What you should do
Copy out each line of the data holding "reanalyze".

--- begin Input material ---

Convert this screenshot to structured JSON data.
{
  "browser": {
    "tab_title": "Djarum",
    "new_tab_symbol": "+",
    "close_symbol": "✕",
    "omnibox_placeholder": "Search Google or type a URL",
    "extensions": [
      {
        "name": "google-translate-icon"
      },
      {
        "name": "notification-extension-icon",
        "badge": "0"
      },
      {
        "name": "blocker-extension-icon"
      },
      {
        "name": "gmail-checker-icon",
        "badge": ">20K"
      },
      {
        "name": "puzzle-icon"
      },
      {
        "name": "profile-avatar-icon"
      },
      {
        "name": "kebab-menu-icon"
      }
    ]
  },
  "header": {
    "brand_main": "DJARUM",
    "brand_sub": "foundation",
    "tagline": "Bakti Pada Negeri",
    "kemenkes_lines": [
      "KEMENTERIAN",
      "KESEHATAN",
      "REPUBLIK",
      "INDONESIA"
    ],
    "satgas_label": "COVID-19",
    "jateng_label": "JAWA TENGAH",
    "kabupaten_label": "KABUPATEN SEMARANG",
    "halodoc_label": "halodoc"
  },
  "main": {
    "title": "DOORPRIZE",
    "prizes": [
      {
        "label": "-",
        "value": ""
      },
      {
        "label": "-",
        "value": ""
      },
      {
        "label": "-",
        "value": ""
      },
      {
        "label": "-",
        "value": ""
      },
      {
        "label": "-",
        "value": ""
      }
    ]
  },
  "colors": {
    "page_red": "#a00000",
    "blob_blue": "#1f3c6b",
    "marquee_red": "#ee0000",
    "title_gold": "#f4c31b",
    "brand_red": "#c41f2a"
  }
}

--- end Input material ---
--- begin Input material ---

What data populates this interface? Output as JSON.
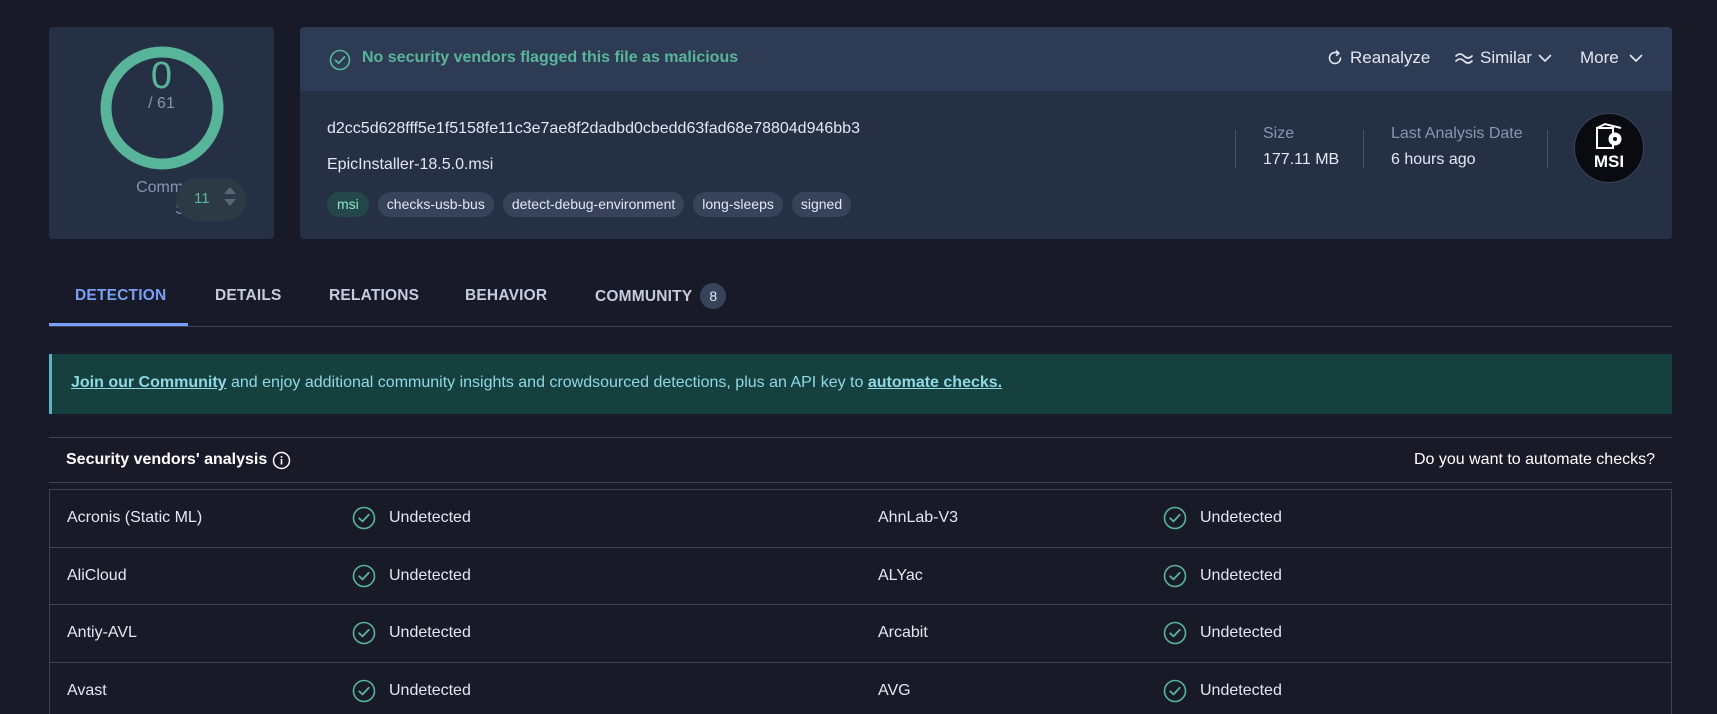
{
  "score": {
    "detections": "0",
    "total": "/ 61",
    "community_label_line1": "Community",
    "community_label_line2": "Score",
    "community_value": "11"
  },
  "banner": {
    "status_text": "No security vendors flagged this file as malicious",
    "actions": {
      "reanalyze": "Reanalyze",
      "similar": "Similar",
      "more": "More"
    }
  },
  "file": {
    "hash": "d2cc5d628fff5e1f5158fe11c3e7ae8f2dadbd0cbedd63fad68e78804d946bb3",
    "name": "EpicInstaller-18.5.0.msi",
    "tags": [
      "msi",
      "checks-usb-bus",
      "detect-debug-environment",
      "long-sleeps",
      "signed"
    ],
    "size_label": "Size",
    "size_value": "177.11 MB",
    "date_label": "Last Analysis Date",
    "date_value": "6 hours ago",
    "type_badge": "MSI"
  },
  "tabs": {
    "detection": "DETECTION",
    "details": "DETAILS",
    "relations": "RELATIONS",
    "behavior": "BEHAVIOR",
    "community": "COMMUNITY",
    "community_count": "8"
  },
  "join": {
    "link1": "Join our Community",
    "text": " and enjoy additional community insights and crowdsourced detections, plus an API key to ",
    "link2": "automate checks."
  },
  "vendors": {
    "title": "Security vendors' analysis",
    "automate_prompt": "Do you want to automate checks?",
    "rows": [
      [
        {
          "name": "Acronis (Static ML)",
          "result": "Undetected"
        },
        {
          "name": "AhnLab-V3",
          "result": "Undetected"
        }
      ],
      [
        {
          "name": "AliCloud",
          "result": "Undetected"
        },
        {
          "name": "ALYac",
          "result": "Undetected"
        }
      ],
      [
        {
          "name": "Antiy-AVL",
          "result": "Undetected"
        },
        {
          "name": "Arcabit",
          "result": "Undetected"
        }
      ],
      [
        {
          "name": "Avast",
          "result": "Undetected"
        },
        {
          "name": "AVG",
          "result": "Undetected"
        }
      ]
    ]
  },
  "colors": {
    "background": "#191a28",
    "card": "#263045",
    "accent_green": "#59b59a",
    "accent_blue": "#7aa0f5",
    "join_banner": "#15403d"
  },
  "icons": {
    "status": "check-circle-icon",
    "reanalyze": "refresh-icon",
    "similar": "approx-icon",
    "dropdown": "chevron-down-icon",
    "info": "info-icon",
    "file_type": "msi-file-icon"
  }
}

--- end Input material ---

Solution
      "reanalyze": "Reanalyze",
    "reanalyze": "refresh-icon",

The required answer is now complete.